- [Set problem]
Filter the listing and keep only the lines with the word "Answer".

- [Available records]
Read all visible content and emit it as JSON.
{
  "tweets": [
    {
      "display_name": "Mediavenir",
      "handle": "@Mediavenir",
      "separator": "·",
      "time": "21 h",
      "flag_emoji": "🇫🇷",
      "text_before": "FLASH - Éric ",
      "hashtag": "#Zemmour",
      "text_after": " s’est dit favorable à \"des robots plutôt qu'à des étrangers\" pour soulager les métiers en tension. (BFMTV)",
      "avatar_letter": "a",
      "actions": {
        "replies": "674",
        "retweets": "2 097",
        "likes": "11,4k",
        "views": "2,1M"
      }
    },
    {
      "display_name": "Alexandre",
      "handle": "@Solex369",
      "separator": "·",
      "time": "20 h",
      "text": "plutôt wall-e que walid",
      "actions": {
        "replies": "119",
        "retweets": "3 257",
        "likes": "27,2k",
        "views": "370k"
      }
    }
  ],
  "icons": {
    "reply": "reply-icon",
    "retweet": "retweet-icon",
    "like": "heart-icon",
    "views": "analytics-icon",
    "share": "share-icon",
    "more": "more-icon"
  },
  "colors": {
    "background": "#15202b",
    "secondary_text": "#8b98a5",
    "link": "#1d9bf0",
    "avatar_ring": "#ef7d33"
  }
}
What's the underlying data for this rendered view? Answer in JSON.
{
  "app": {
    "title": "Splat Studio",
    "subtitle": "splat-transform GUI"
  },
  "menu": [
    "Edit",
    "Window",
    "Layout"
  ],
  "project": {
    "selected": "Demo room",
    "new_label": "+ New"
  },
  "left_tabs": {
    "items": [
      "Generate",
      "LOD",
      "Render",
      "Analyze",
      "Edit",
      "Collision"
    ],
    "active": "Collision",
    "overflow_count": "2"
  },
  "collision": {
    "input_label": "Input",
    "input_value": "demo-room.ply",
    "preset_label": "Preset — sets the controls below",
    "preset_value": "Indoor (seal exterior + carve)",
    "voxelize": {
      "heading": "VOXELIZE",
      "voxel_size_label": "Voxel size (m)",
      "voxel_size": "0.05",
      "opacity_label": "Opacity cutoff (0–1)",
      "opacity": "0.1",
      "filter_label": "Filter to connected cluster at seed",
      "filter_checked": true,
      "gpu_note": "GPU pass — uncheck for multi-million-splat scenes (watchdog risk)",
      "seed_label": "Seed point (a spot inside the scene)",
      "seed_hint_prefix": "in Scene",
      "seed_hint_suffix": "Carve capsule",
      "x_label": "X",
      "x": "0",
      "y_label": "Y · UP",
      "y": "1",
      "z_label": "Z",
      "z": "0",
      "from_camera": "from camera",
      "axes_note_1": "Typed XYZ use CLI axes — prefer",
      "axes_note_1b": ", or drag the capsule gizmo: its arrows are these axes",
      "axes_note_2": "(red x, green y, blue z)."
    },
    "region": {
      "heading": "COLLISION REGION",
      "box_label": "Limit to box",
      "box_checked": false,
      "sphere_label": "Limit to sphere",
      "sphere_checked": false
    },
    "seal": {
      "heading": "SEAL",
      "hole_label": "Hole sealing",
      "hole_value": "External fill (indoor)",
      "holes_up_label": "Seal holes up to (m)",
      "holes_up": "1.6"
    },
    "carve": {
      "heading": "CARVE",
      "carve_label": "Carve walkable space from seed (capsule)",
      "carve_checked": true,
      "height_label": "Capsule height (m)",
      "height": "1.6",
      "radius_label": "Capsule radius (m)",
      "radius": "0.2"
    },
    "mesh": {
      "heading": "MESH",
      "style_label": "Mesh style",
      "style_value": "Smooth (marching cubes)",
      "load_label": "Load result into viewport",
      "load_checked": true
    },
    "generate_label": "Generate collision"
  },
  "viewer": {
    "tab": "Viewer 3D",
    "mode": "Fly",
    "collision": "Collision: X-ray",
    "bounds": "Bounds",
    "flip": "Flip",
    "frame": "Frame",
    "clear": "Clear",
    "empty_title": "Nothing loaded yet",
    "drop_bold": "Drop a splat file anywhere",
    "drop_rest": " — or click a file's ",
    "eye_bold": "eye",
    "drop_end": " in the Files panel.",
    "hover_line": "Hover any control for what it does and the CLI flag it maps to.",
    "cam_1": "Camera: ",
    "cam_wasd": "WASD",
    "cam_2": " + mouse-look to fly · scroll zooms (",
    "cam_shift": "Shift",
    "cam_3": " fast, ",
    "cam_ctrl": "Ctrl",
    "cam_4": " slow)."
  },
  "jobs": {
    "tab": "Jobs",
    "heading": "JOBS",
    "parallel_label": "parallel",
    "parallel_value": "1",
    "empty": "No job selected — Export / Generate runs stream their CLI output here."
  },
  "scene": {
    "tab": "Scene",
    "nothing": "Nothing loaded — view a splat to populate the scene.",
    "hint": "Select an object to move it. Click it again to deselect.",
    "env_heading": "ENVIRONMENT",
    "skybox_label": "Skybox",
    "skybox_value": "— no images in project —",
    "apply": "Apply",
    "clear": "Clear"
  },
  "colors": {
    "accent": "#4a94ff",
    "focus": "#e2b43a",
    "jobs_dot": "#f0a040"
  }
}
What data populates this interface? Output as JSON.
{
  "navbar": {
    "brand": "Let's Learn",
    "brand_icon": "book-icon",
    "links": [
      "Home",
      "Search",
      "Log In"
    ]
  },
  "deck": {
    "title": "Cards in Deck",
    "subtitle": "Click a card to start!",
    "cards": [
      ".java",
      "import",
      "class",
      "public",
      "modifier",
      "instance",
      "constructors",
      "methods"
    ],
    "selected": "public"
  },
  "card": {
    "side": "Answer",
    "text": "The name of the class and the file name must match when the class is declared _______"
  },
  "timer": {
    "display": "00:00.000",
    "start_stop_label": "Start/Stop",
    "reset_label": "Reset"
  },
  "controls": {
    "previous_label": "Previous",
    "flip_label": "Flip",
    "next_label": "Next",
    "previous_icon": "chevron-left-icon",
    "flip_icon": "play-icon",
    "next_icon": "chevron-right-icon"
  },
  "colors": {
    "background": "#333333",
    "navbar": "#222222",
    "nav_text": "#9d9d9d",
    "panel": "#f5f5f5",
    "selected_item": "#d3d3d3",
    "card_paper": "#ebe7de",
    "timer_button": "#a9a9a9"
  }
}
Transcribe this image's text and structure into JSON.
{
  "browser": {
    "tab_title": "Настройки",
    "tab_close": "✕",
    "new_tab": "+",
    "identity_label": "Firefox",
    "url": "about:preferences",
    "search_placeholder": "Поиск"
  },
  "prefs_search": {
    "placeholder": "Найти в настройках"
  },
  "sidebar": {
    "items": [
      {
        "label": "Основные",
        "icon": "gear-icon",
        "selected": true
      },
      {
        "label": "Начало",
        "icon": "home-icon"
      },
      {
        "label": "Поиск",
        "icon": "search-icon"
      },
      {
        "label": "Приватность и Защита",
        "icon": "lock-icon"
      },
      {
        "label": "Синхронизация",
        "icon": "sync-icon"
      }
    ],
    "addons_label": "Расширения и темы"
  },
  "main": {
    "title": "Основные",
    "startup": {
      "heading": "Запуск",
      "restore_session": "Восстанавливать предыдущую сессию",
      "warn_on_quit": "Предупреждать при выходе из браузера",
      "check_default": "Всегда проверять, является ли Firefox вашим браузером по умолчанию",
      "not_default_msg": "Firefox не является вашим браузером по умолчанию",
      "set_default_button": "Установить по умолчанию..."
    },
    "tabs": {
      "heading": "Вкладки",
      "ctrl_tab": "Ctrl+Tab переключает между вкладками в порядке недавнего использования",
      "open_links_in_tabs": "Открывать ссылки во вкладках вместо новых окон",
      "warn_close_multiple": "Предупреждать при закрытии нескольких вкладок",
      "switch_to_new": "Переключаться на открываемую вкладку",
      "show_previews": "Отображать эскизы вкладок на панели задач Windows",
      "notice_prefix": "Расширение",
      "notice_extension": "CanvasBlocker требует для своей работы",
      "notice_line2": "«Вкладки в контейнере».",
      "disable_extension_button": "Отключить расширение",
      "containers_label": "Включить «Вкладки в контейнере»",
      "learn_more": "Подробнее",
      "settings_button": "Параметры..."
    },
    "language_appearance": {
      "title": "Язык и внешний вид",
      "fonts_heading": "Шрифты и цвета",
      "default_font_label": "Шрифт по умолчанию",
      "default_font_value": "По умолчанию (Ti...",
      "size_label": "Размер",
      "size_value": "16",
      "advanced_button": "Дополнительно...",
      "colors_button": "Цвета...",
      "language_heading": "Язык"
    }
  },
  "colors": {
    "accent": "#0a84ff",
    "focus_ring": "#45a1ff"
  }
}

- [Result of this task]
What's the underlying data for this rendered view? Answer in JSON.
    "side": "Answer",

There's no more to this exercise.